**EXERCISE INSTRUCTIONS:**
Nothing should be left out: output all of the entries exactly.

**SUPPLIED MATERIAL:**
────────────────────

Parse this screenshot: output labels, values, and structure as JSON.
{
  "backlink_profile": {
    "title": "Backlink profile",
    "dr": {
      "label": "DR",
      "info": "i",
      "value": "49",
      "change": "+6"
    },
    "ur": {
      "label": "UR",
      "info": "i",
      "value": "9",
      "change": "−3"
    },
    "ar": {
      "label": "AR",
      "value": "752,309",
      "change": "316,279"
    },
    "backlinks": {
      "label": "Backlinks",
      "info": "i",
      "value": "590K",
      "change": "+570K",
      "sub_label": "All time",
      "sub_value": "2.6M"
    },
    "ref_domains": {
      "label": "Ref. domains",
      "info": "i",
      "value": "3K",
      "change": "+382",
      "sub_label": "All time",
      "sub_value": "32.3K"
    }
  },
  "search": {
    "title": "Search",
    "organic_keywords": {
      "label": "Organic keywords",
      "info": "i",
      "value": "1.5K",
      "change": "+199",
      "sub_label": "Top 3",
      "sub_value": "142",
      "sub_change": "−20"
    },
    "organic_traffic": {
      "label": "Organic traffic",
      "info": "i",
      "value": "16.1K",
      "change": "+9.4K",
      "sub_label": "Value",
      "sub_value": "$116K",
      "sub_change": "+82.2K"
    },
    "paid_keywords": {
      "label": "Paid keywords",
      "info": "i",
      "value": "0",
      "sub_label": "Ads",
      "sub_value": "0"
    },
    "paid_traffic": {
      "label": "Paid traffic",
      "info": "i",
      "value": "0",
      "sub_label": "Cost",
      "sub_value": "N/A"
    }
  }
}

────────────────────

**COMPLETE OUTPUT:**
Parse this screenshot: output labels, values, and structure as JSON.
{
  "backlink_profile": {
    "title": "Backlink profile",
    "dr": {
      "label": "DR",
      "info": "i",
      "value": "49",
      "change": "+6"
    },
    "ur": {
      "label": "UR",
      "info": "i",
      "value": "9",
      "change": "−3"
    },
    "ar": {
      "label": "AR",
      "value": "752,309",
      "change": "316,279"
    },
    "backlinks": {
      "label": "Backlinks",
      "info": "i",
      "value": "590K",
      "change": "+570K",
      "sub_label": "All time",
      "sub_value": "2.6M"
    },
    "ref_domains": {
      "label": "Ref. domains",
      "info": "i",
      "value": "3K",
      "change": "+382",
      "sub_label": "All time",
      "sub_value": "32.3K"
    }
  },
  "search": {
    "title": "Search",
    "organic_keywords": {
      "label": "Organic keywords",
      "info": "i",
      "value": "1.5K",
      "change": "+199",
      "sub_label": "Top 3",
      "sub_value": "142",
      "sub_change": "−20"
    },
    "organic_traffic": {
      "label": "Organic traffic",
      "info": "i",
      "value": "16.1K",
      "change": "+9.4K",
      "sub_label": "Value",
      "sub_value": "$116K",
      "sub_change": "+82.2K"
    },
    "paid_keywords": {
      "label": "Paid keywords",
      "info": "i",
      "value": "0",
      "sub_label": "Ads",
      "sub_value": "0"
    },
    "paid_traffic": {
      "label": "Paid traffic",
      "info": "i",
      "value": "0",
      "sub_label": "Cost",
      "sub_value": "N/A"
    }
  }
}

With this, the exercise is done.